→ **TASK BRIEF**
Where the data below has the string "values", return the whole line.

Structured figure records
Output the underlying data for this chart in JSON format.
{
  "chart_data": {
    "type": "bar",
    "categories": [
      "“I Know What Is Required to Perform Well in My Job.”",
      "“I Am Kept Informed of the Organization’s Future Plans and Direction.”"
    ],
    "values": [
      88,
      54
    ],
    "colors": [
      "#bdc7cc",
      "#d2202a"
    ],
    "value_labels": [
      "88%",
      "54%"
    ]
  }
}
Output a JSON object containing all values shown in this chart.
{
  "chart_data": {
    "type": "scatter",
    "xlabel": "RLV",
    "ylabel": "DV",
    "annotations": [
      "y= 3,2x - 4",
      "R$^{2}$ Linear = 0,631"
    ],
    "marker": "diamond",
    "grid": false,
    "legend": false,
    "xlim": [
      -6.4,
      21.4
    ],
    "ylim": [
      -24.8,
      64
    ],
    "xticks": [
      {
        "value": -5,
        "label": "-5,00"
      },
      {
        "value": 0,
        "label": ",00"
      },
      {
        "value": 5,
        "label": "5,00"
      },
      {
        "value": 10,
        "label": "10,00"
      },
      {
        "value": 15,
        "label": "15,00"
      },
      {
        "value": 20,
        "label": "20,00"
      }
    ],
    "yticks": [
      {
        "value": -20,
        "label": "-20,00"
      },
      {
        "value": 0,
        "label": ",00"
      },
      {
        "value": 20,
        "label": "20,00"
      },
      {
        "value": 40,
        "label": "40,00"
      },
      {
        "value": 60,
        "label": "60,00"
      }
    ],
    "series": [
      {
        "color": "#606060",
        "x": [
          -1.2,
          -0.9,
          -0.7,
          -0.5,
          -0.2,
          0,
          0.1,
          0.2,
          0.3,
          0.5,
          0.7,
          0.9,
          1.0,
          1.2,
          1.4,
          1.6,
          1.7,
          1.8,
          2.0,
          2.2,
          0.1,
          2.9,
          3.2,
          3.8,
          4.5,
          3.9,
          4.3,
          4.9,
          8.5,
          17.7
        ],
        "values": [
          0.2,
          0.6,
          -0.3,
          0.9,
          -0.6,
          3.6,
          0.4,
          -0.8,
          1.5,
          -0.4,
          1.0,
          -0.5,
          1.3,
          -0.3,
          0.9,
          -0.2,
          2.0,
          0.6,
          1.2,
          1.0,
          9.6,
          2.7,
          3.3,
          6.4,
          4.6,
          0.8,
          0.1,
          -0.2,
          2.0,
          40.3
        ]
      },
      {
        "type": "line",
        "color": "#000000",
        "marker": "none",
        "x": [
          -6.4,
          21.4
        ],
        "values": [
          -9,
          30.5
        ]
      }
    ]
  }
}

→ **RESULT**
    "values": [
Output a JSON object containing all values shown in this chart.
        "values": [
        "values": [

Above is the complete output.